▶ _Task requirements_: Below, find each line holding "JSON" and state how many there are, using the number alone.

--- BEGIN Material to process ---

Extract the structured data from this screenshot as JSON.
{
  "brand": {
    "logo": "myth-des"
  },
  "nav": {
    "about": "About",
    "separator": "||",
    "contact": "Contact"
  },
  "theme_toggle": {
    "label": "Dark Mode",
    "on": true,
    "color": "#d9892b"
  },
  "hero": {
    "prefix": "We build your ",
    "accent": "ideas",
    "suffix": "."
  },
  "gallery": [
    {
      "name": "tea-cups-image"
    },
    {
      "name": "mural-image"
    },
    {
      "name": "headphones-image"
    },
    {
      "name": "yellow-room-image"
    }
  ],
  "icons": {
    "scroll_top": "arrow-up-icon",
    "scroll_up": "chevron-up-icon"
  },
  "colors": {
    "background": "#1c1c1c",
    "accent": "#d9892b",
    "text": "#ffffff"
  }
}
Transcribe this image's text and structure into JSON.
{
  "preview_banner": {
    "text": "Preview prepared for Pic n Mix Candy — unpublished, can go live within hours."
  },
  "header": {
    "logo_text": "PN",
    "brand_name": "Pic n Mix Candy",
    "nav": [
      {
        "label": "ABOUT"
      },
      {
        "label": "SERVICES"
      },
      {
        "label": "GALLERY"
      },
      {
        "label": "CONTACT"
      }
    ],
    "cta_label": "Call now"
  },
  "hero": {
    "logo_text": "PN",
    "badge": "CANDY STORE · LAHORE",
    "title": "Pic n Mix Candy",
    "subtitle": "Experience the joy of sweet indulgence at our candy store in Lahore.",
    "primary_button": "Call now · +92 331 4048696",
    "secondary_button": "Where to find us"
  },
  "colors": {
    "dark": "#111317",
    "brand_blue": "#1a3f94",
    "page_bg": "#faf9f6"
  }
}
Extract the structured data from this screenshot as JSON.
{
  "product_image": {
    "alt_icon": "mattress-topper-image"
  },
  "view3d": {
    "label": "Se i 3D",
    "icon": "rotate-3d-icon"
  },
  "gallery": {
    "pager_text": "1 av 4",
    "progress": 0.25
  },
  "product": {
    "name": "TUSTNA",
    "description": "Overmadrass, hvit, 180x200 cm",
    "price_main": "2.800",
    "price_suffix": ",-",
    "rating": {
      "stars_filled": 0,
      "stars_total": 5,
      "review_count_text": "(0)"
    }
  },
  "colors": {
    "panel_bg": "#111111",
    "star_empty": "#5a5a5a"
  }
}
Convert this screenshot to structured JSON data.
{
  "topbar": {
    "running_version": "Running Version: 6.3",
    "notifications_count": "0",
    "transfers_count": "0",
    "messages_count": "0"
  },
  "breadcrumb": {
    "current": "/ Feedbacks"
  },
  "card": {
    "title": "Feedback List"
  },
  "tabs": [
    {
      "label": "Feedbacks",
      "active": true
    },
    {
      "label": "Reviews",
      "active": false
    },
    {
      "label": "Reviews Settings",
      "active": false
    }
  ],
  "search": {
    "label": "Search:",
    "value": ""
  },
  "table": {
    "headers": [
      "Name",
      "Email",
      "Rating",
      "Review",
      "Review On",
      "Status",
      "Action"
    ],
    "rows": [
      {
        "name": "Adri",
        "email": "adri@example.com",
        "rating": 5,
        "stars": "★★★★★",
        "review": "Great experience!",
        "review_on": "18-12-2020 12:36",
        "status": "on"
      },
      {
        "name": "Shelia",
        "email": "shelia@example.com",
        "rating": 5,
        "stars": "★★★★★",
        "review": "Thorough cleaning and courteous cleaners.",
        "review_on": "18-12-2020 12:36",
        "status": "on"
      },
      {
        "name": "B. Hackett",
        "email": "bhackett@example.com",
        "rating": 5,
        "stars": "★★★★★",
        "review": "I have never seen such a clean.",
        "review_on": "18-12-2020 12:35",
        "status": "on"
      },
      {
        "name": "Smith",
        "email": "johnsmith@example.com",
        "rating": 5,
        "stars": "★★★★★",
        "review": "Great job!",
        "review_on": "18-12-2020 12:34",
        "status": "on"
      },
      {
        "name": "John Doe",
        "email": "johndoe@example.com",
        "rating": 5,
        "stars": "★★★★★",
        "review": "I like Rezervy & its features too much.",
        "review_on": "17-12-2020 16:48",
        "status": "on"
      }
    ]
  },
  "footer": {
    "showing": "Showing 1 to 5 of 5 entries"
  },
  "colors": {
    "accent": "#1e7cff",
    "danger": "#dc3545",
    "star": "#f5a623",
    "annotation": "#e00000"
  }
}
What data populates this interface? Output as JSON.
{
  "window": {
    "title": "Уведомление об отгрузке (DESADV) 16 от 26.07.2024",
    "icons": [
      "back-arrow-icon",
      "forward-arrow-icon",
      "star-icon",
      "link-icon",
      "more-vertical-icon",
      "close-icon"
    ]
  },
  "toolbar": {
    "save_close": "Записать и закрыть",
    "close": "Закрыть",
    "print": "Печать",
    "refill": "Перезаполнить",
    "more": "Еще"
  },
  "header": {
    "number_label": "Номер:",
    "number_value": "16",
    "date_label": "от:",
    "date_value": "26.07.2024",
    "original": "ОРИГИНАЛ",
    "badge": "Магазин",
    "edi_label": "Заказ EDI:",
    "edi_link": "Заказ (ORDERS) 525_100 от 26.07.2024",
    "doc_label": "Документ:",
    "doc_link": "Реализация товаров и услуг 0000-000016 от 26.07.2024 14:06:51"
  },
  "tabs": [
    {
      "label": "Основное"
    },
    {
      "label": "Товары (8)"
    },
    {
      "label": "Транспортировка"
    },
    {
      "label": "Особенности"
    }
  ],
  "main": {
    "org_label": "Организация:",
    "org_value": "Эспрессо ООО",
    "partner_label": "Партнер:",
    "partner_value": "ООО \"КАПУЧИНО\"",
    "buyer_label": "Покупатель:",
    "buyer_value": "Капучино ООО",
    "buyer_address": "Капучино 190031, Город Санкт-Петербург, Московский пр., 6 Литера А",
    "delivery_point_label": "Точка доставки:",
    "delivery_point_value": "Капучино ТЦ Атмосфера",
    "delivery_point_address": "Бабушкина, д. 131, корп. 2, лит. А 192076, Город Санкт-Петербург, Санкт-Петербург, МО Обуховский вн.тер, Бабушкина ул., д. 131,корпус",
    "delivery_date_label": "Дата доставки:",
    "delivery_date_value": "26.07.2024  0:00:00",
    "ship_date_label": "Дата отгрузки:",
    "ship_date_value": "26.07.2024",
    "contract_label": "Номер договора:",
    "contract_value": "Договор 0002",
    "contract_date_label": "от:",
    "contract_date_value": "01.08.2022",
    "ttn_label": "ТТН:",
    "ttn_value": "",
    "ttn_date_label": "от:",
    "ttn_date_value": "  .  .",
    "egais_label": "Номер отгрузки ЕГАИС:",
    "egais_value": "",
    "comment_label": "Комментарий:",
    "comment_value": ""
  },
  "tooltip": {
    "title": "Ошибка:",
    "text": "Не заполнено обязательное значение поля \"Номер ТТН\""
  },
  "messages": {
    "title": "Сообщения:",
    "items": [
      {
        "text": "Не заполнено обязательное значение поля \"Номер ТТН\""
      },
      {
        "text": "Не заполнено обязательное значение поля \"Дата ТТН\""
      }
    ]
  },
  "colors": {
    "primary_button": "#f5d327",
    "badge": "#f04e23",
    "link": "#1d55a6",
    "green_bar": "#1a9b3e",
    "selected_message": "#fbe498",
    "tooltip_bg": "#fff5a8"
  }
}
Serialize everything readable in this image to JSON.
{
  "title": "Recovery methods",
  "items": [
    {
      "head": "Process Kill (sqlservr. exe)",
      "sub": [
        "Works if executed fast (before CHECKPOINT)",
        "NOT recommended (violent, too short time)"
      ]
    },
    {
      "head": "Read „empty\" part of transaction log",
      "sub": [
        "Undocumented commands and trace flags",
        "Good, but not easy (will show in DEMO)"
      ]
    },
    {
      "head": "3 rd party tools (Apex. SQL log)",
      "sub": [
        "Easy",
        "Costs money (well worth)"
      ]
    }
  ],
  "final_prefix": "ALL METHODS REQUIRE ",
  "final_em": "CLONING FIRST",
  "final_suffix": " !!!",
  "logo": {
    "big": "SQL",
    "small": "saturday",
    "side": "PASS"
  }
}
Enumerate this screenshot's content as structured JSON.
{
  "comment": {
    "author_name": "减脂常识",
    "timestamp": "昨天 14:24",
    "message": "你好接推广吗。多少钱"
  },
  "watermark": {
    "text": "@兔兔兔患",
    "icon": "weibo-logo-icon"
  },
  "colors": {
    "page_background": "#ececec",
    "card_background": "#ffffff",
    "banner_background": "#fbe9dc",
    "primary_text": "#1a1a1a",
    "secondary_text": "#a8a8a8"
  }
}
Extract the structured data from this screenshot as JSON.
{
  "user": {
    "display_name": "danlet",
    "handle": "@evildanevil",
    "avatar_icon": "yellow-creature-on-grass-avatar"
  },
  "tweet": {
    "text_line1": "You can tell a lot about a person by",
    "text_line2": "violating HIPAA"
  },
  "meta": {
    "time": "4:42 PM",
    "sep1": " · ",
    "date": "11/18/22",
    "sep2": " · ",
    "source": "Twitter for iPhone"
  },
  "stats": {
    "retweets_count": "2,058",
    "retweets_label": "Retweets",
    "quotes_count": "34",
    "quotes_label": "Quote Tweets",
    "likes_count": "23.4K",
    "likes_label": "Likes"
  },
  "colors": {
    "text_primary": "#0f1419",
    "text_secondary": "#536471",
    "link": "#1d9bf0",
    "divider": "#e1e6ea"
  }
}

--- END Material to process ---

▶ _Full solution_: 8